# Set problem
Output the lines that follow exactly as they are.

# Data for this exercise
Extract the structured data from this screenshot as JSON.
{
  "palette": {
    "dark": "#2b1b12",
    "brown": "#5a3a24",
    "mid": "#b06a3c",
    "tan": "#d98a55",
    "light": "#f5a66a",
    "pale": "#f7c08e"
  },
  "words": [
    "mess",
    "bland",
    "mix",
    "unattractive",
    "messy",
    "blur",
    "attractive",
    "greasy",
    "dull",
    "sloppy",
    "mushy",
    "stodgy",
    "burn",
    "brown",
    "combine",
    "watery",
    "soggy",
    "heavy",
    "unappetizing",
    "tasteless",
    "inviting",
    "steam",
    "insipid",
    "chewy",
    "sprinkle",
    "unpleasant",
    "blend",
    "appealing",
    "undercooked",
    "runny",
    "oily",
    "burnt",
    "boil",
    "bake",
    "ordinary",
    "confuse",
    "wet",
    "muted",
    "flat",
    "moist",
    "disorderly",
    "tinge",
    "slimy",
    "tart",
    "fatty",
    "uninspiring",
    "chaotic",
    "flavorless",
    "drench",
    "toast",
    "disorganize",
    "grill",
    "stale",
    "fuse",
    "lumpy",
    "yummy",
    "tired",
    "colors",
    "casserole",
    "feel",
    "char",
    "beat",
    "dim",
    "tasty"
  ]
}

# In response
Extract the structured data from this screenshot as JSON.
{
  "palette": {
    "dark": "#2b1b12",
    "brown": "#5a3a24",
    "mid": "#b06a3c",
    "tan": "#d98a55",
    "light": "#f5a66a",
    "pale": "#f7c08e"
  },
  "words": [
    "mess",
    "bland",
    "mix",
    "unattractive",
    "messy",
    "blur",
    "attractive",
    "greasy",
    "dull",
    "sloppy",
    "mushy",
    "stodgy",
    "burn",
    "brown",
    "combine",
    "watery",
    "soggy",
    "heavy",
    "unappetizing",
    "tasteless",
    "inviting",
    "steam",
    "insipid",
    "chewy",
    "sprinkle",
    "unpleasant",
    "blend",
    "appealing",
    "undercooked",
    "runny",
    "oily",
    "burnt",
    "boil",
    "bake",
    "ordinary",
    "confuse",
    "wet",
    "muted",
    "flat",
    "moist",
    "disorderly",
    "tinge",
    "slimy",
    "tart",
    "fatty",
    "uninspiring",
    "chaotic",
    "flavorless",
    "drench",
    "toast",
    "disorganize",
    "grill",
    "stale",
    "fuse",
    "lumpy",
    "yummy",
    "tired",
    "colors",
    "casserole",
    "feel",
    "char",
    "beat",
    "dim",
    "tasty"
  ]
}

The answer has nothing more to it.